TASK GOAL:
Every line of the material below should be repeated exactly.
★ ★ ★
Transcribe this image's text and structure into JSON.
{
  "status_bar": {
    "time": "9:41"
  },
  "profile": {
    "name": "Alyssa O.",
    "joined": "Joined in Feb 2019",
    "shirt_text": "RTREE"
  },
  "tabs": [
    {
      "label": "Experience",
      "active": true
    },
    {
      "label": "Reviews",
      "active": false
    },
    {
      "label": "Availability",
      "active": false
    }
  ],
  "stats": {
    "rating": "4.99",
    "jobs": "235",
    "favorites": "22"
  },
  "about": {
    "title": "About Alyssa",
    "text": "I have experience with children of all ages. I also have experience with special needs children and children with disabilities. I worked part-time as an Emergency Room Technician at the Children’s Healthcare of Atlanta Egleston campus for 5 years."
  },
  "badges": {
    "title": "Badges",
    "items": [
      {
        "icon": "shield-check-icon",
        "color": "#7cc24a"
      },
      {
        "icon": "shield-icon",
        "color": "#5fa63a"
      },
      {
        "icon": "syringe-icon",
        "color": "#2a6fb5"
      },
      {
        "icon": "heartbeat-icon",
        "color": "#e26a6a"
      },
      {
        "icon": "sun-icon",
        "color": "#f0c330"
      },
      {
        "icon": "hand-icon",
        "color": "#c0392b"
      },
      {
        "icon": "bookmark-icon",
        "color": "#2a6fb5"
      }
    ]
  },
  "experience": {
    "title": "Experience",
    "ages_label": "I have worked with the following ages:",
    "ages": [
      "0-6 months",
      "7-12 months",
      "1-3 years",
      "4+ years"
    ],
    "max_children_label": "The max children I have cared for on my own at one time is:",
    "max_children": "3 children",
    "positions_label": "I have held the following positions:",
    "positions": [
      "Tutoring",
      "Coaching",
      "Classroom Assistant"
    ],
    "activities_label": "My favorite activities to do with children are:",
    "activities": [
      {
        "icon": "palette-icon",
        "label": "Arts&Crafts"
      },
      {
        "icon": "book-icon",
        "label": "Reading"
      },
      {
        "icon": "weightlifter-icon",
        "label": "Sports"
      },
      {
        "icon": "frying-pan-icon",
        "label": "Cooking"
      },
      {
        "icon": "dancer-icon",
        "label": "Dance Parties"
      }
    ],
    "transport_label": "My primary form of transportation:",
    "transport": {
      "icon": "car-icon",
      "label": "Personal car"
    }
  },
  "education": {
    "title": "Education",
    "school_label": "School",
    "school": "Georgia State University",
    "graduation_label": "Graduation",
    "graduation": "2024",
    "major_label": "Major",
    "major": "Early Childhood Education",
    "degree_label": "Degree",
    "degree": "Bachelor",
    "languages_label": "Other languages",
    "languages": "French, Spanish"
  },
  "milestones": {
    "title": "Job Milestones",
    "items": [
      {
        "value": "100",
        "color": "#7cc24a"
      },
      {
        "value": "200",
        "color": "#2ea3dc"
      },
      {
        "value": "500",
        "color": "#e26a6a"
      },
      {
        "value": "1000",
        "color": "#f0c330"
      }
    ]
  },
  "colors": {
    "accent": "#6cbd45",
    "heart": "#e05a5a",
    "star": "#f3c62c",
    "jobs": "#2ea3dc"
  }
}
★ ★ ★
RESULT FOR THIS TASK:
Transcribe this image's text and structure into JSON.
{
  "status_bar": {
    "time": "9:41"
  },
  "profile": {
    "name": "Alyssa O.",
    "joined": "Joined in Feb 2019",
    "shirt_text": "RTREE"
  },
  "tabs": [
    {
      "label": "Experience",
      "active": true
    },
    {
      "label": "Reviews",
      "active": false
    },
    {
      "label": "Availability",
      "active": false
    }
  ],
  "stats": {
    "rating": "4.99",
    "jobs": "235",
    "favorites": "22"
  },
  "about": {
    "title": "About Alyssa",
    "text": "I have experience with children of all ages. I also have experience with special needs children and children with disabilities. I worked part-time as an Emergency Room Technician at the Children’s Healthcare of Atlanta Egleston campus for 5 years."
  },
  "badges": {
    "title": "Badges",
    "items": [
      {
        "icon": "shield-check-icon",
        "color": "#7cc24a"
      },
      {
        "icon": "shield-icon",
        "color": "#5fa63a"
      },
      {
        "icon": "syringe-icon",
        "color": "#2a6fb5"
      },
      {
        "icon": "heartbeat-icon",
        "color": "#e26a6a"
      },
      {
        "icon": "sun-icon",
        "color": "#f0c330"
      },
      {
        "icon": "hand-icon",
        "color": "#c0392b"
      },
      {
        "icon": "bookmark-icon",
        "color": "#2a6fb5"
      }
    ]
  },
  "experience": {
    "title": "Experience",
    "ages_label": "I have worked with the following ages:",
    "ages": [
      "0-6 months",
      "7-12 months",
      "1-3 years",
      "4+ years"
    ],
    "max_children_label": "The max children I have cared for on my own at one time is:",
    "max_children": "3 children",
    "positions_label": "I have held the following positions:",
    "positions": [
      "Tutoring",
      "Coaching",
      "Classroom Assistant"
    ],
    "activities_label": "My favorite activities to do with children are:",
    "activities": [
      {
        "icon": "palette-icon",
        "label": "Arts&Crafts"
      },
      {
        "icon": "book-icon",
        "label": "Reading"
      },
      {
        "icon": "weightlifter-icon",
        "label": "Sports"
      },
      {
        "icon": "frying-pan-icon",
        "label": "Cooking"
      },
      {
        "icon": "dancer-icon",
        "label": "Dance Parties"
      }
    ],
    "transport_label": "My primary form of transportation:",
    "transport": {
      "icon": "car-icon",
      "label": "Personal car"
    }
  },
  "education": {
    "title": "Education",
    "school_label": "School",
    "school": "Georgia State University",
    "graduation_label": "Graduation",
    "graduation": "2024",
    "major_label": "Major",
    "major": "Early Childhood Education",
    "degree_label": "Degree",
    "degree": "Bachelor",
    "languages_label": "Other languages",
    "languages": "French, Spanish"
  },
  "milestones": {
    "title": "Job Milestones",
    "items": [
      {
        "value": "100",
        "color": "#7cc24a"
      },
      {
        "value": "200",
        "color": "#2ea3dc"
      },
      {
        "value": "500",
        "color": "#e26a6a"
      },
      {
        "value": "1000",
        "color": "#f0c330"
      }
    ]
  },
  "colors": {
    "accent": "#6cbd45",
    "heart": "#e05a5a",
    "star": "#f3c62c",
    "jobs": "#2ea3dc"
  }
}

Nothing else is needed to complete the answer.